— Complete the following —
(1) In the text on corporate reputation, which book did Charles Fombrun write?
(2) Please print everything in the text on corporate reputation from "Business decisions, such" down to "to assertive stakeholders?".
(3) Render this sentence from the text on corporate reputation into Spanish: "Charles Fombrun says perception creates its own reality."

— Extract provided —

━━━

Business decisions, such as fee, pricing and user privacy missteps, have dogged Bank of America and Netflix. Simply put, there have been a lot of examples of how to damage a reputation.

Charles Fombrun says perception creates its own reality. If this is so, every business leader needs to think about the reality his company is portraying.

What does the company look like to assertive stakeholders?

Since a corporation’s reputation affects a lot of stakeholders, what is today’s savvy CEO to make of reputation issues?

Think about it. Before we make a purchase, the reputation of a company or product impacts on us.

What do people say about a product? What have influencers said about the new smartphone we want to buy? What are suppliers’ business practices? How does advertising influence our purchase?

When investing our money, a company’s reputation undoubtedly affects us. We turn to people, as Charles Fombrun, writer of Fame and Fortune says, who have knowledge “better than our own”.

“Clearly,” Fombrun says, corporate “reputations affect the judgments we make”. Consumers and their perceptions have a definite effect on blackening corporate reputations.

Eighteen industries covered in one recent study only improved their reputation scores slightly over last year.  Even worse:

  • 16 per cent of companies ranked “poor” on reputation, down 3 per cent from a year ago
  • None came in with a “leading” ranking, the top score, where 14 per cent did last year

Fombrun makes a strong case for effective reputation management and public relations. In the future, it will be all the more important. Fombrun says reputation “is a key source of distinctiveness”, and that “it differentiates [a company] from its rivals.”

━━━

— Information shown —
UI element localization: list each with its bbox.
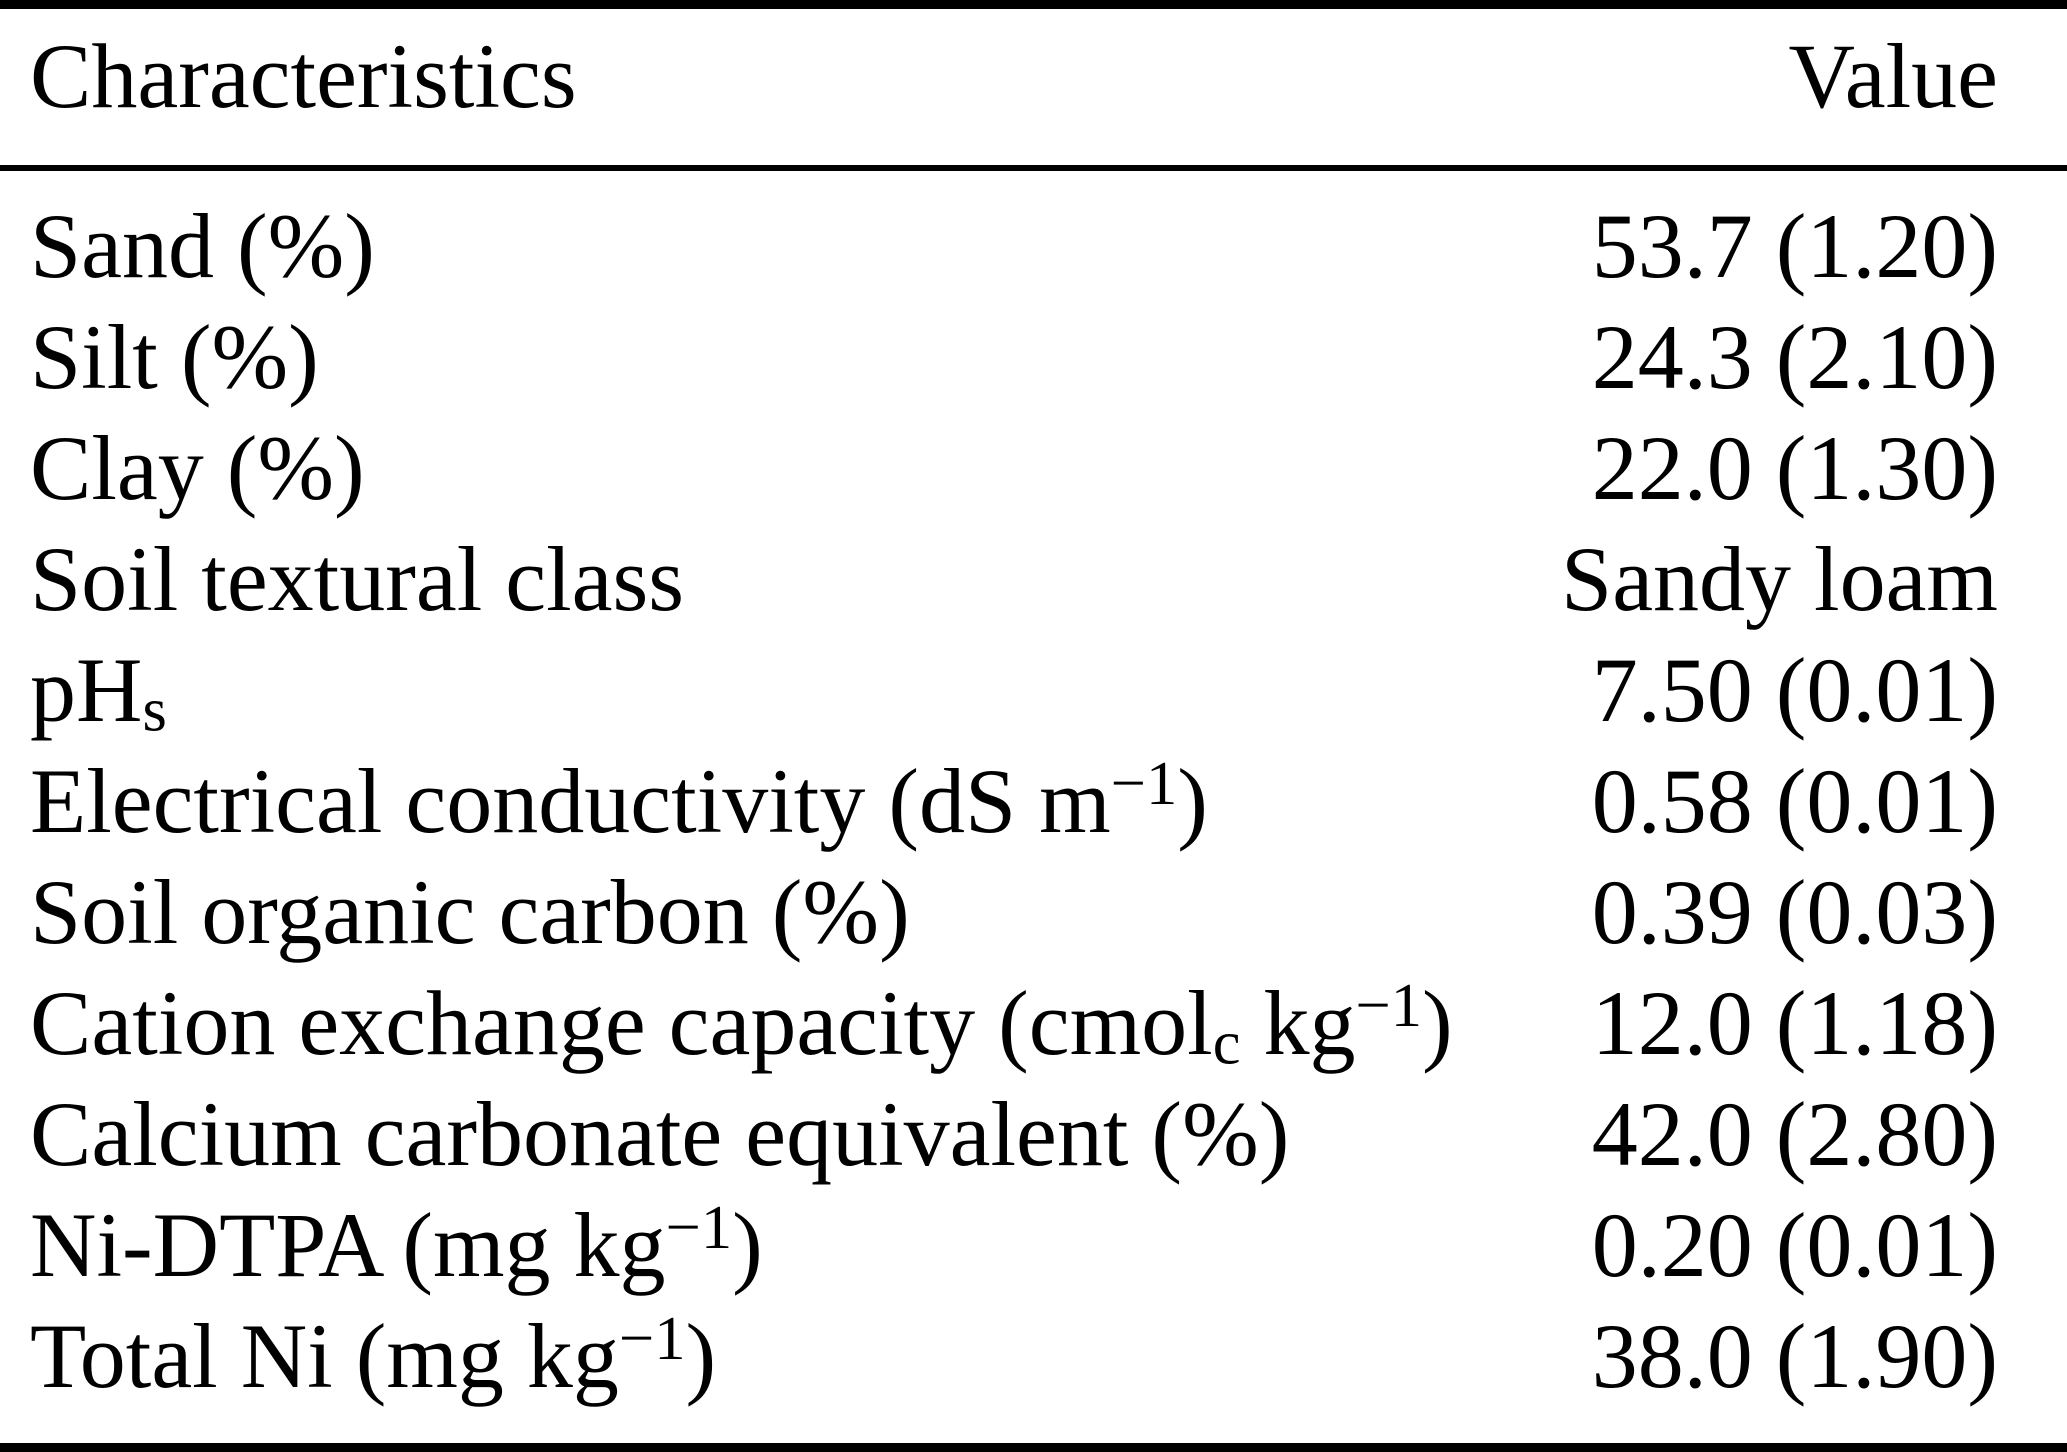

━━━

— Exercise solutions —
(1) Fame and Fortune

(2)
Business decisions, such as fee, pricing and user privacy missteps, have dogged Bank of America and Netflix. Simply put, there have been a lot of examples of how to damage a reputation.

Charles Fombrun says perception creates its own reality. If this is so, every business leader needs to think about the reality his company is portraying.

What does the company look like to assertive stakeholders?

(3) Charles Fombrun dice que la percepción crea su propia realidad.